##### Input #####

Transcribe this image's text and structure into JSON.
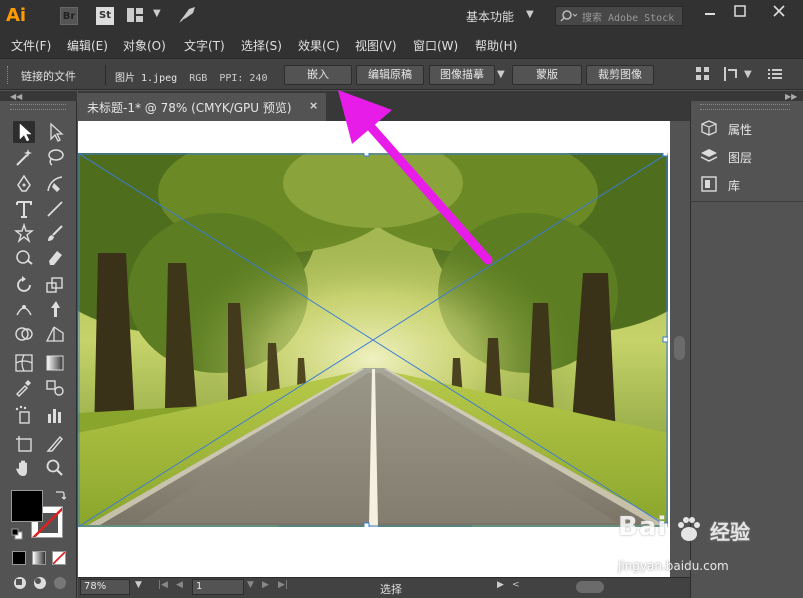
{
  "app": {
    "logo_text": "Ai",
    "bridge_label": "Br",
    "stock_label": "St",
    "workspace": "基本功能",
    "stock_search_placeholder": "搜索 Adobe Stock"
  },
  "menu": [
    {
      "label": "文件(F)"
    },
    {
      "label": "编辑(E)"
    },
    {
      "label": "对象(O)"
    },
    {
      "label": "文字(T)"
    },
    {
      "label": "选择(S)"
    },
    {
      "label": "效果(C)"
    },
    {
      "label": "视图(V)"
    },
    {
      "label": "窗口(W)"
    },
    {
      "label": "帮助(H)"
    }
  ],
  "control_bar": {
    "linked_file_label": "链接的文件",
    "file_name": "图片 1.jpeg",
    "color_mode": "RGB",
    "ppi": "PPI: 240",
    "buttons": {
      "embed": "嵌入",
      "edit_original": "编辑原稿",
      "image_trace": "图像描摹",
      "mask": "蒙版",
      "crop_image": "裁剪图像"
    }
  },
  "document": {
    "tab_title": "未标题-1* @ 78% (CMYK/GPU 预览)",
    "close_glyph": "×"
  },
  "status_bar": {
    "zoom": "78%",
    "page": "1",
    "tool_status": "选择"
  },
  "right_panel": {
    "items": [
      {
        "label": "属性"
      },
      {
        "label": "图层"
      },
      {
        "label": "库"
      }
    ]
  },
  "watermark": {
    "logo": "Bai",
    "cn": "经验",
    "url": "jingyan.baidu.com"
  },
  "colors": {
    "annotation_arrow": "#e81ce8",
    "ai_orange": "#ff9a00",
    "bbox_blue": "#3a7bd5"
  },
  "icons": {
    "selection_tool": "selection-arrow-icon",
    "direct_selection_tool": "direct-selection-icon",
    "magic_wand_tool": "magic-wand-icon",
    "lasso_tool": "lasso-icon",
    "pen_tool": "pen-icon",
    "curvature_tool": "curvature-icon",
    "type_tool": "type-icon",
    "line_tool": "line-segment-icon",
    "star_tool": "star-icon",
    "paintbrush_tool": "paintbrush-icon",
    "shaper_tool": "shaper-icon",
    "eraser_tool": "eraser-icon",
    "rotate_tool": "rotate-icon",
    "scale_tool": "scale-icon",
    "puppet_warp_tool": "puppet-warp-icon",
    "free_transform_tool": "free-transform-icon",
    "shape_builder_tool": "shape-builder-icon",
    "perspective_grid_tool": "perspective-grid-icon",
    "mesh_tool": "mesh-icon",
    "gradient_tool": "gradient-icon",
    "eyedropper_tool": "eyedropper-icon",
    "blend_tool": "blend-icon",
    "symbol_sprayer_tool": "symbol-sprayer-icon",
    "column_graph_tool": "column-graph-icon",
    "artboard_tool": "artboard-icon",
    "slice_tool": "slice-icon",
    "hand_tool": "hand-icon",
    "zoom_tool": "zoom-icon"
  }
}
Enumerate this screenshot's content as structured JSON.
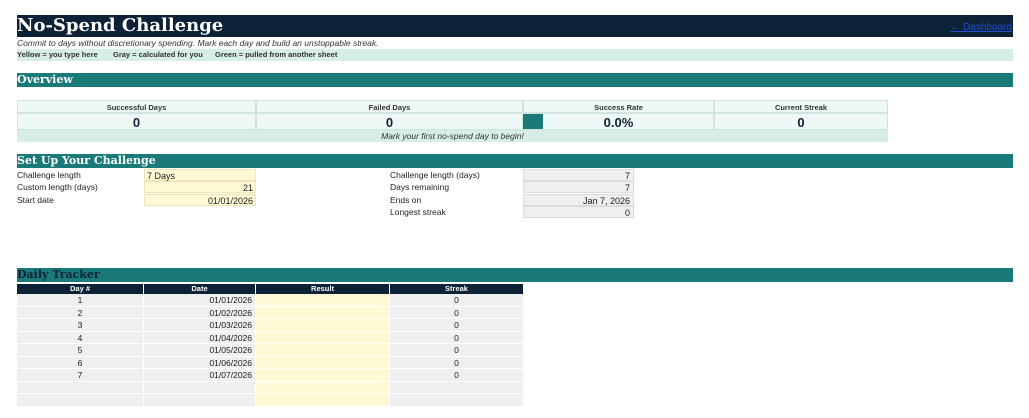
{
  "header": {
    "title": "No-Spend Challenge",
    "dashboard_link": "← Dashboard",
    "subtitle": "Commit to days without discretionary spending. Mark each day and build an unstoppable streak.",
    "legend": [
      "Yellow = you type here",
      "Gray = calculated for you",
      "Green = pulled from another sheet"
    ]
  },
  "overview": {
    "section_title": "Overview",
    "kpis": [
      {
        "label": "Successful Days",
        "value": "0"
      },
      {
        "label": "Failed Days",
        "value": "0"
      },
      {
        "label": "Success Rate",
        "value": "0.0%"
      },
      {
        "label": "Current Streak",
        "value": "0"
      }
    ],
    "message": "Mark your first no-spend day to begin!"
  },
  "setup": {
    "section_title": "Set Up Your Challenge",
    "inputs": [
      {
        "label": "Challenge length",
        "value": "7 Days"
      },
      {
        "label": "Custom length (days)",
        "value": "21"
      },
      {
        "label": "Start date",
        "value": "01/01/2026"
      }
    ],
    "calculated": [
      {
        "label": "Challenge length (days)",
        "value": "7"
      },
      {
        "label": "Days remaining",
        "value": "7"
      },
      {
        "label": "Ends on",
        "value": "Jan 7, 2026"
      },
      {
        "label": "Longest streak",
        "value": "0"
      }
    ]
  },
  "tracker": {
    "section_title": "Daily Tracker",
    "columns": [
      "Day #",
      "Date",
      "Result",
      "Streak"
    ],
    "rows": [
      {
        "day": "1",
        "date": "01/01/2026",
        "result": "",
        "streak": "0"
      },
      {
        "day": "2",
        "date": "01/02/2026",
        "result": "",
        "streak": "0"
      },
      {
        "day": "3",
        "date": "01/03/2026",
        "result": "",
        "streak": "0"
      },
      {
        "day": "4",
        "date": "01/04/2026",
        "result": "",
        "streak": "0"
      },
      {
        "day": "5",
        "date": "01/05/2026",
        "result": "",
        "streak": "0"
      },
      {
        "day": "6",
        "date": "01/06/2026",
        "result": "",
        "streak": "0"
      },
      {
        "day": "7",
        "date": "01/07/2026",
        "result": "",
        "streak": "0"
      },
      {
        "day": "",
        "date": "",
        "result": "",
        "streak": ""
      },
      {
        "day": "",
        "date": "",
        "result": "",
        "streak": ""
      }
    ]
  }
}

#####

= Work to do =
Extract each line holding the string "JSON".

= Response for this exercise =
Transcribe this image's text and structure into JSON.
Enumerate this screenshot's content as structured JSON.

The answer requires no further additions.